··· DATA IN THIS EXERCISE
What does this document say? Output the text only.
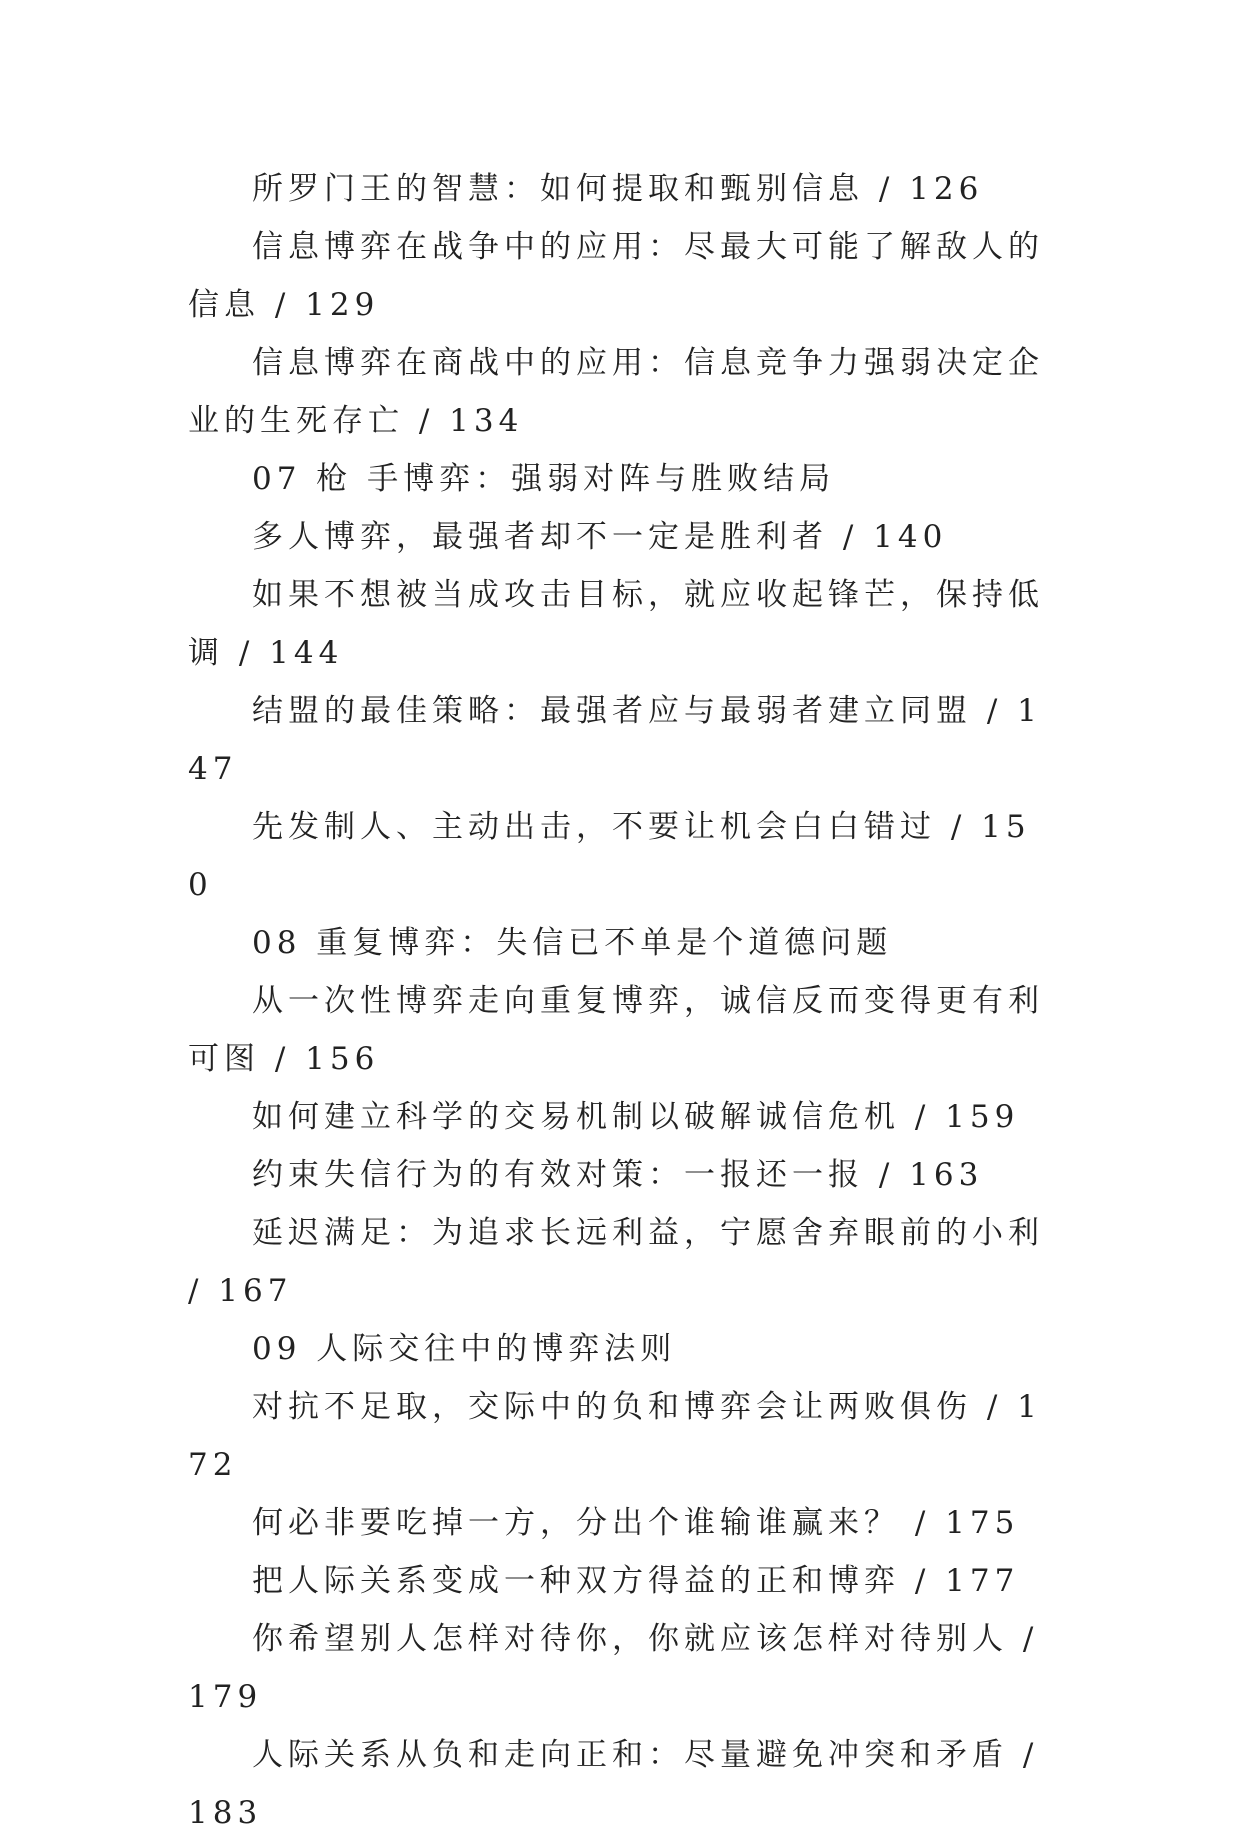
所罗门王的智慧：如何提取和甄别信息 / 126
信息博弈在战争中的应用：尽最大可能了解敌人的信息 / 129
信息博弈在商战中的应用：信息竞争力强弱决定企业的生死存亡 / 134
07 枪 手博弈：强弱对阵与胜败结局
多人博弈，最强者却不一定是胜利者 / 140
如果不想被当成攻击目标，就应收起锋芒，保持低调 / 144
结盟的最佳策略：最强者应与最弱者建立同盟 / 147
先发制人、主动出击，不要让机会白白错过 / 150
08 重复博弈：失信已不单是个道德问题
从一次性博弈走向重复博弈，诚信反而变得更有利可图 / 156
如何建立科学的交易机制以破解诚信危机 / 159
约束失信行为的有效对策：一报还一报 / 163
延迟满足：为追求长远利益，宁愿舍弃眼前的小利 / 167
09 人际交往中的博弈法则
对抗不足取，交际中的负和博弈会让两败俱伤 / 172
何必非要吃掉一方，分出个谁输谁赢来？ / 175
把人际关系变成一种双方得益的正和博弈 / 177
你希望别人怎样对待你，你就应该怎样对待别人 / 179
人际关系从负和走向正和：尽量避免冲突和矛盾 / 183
······
Write the records above out again exactly, with no pictures in your copy.

COMPLETE RESPONSE:
What does this document say? Output the text only.
所罗门王的智慧：如何提取和甄别信息 / 126
信息博弈在战争中的应用：尽最大可能了解敌人的信息 / 129
信息博弈在商战中的应用：信息竞争力强弱决定企业的生死存亡 / 134
07 枪 手博弈：强弱对阵与胜败结局
多人博弈，最强者却不一定是胜利者 / 140
如果不想被当成攻击目标，就应收起锋芒，保持低调 / 144
结盟的最佳策略：最强者应与最弱者建立同盟 / 147
先发制人、主动出击，不要让机会白白错过 / 150
08 重复博弈：失信已不单是个道德问题
从一次性博弈走向重复博弈，诚信反而变得更有利可图 / 156
如何建立科学的交易机制以破解诚信危机 / 159
约束失信行为的有效对策：一报还一报 / 163
延迟满足：为追求长远利益，宁愿舍弃眼前的小利 / 167
09 人际交往中的博弈法则
对抗不足取，交际中的负和博弈会让两败俱伤 / 172
何必非要吃掉一方，分出个谁输谁赢来？ / 175
把人际关系变成一种双方得益的正和博弈 / 177
你希望别人怎样对待你，你就应该怎样对待别人 / 179
人际关系从负和走向正和：尽量避免冲突和矛盾 / 183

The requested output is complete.